***** Data rows

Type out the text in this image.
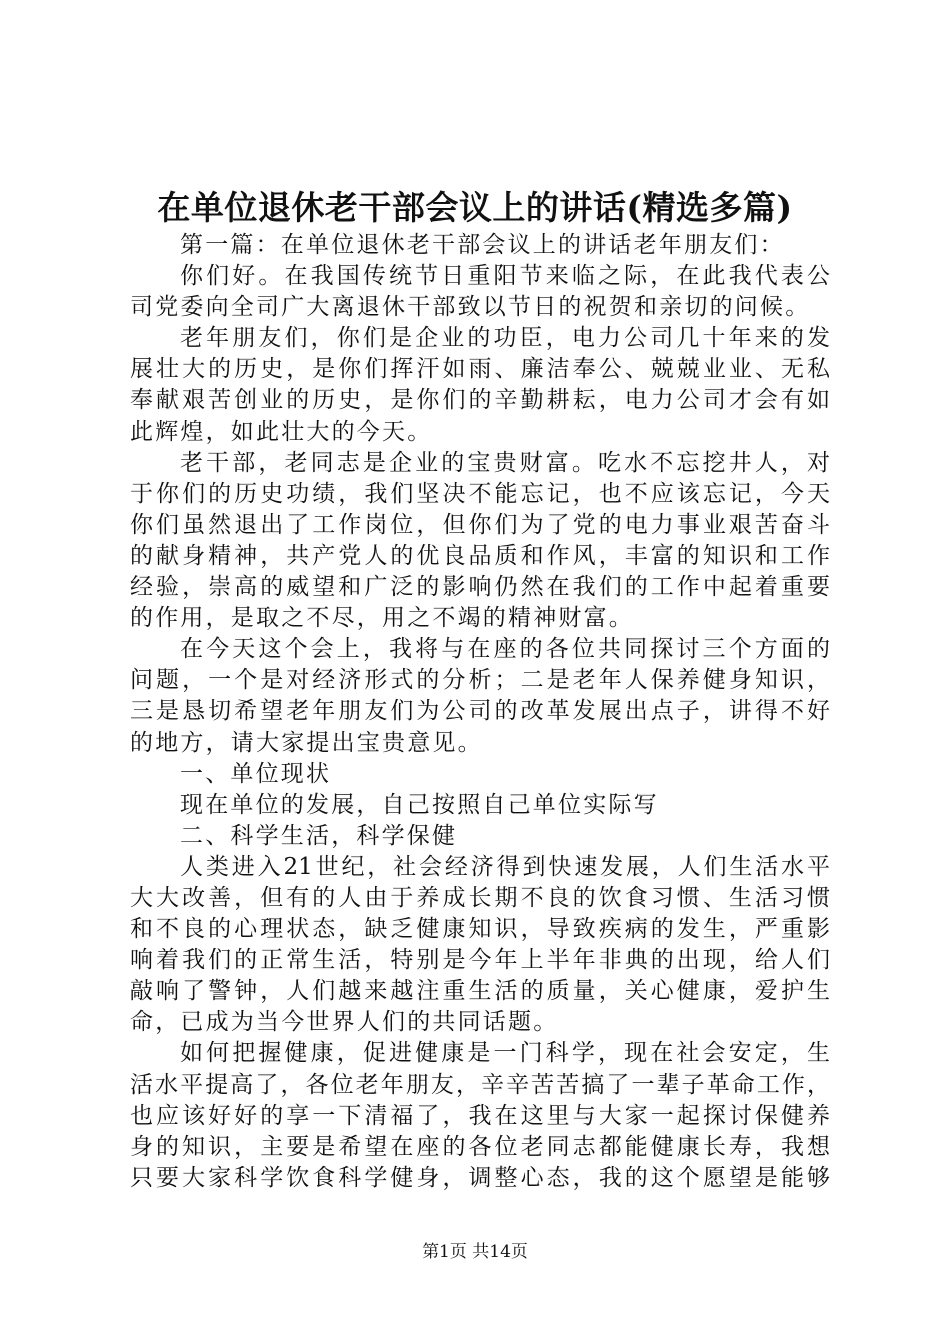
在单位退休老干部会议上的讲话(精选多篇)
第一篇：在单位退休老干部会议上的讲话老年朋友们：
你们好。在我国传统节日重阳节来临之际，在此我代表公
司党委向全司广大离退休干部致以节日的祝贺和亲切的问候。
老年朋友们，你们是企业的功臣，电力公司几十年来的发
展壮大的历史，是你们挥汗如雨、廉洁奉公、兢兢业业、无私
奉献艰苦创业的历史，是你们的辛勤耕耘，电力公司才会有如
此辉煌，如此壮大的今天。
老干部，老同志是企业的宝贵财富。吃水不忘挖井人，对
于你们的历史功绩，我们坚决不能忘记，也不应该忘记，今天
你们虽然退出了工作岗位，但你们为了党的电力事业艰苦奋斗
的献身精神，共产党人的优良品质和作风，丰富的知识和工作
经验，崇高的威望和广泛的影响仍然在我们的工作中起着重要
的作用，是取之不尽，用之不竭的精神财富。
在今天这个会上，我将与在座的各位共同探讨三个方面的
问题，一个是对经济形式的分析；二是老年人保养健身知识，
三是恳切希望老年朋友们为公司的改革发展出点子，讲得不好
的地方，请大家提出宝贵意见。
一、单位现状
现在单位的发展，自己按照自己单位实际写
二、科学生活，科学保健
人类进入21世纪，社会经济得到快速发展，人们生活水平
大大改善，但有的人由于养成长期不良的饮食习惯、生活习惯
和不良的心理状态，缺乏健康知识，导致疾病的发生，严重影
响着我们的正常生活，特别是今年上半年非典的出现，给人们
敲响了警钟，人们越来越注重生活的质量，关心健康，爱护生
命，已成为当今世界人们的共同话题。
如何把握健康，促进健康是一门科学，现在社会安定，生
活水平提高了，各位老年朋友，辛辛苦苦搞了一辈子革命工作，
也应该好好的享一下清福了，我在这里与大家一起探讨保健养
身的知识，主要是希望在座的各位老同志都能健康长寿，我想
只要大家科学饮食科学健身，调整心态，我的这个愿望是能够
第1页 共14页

**********

Exercise aim: Exact duplication of all the records is required; pictures are omitted from the copy.

Response to the task:
Type out the text in this image.
在单位退休老干部会议上的讲话(精选多篇)
第一篇：在单位退休老干部会议上的讲话老年朋友们：
你们好。在我国传统节日重阳节来临之际，在此我代表公
司党委向全司广大离退休干部致以节日的祝贺和亲切的问候。
老年朋友们，你们是企业的功臣，电力公司几十年来的发
展壮大的历史，是你们挥汗如雨、廉洁奉公、兢兢业业、无私
奉献艰苦创业的历史，是你们的辛勤耕耘，电力公司才会有如
此辉煌，如此壮大的今天。
老干部，老同志是企业的宝贵财富。吃水不忘挖井人，对
于你们的历史功绩，我们坚决不能忘记，也不应该忘记，今天
你们虽然退出了工作岗位，但你们为了党的电力事业艰苦奋斗
的献身精神，共产党人的优良品质和作风，丰富的知识和工作
经验，崇高的威望和广泛的影响仍然在我们的工作中起着重要
的作用，是取之不尽，用之不竭的精神财富。
在今天这个会上，我将与在座的各位共同探讨三个方面的
问题，一个是对经济形式的分析；二是老年人保养健身知识，
三是恳切希望老年朋友们为公司的改革发展出点子，讲得不好
的地方，请大家提出宝贵意见。
一、单位现状
现在单位的发展，自己按照自己单位实际写
二、科学生活，科学保健
人类进入21世纪，社会经济得到快速发展，人们生活水平
大大改善，但有的人由于养成长期不良的饮食习惯、生活习惯
和不良的心理状态，缺乏健康知识，导致疾病的发生，严重影
响着我们的正常生活，特别是今年上半年非典的出现，给人们
敲响了警钟，人们越来越注重生活的质量，关心健康，爱护生
命，已成为当今世界人们的共同话题。
如何把握健康，促进健康是一门科学，现在社会安定，生
活水平提高了，各位老年朋友，辛辛苦苦搞了一辈子革命工作，
也应该好好的享一下清福了，我在这里与大家一起探讨保健养
身的知识，主要是希望在座的各位老同志都能健康长寿，我想
只要大家科学饮食科学健身，调整心态，我的这个愿望是能够
第1页 共14页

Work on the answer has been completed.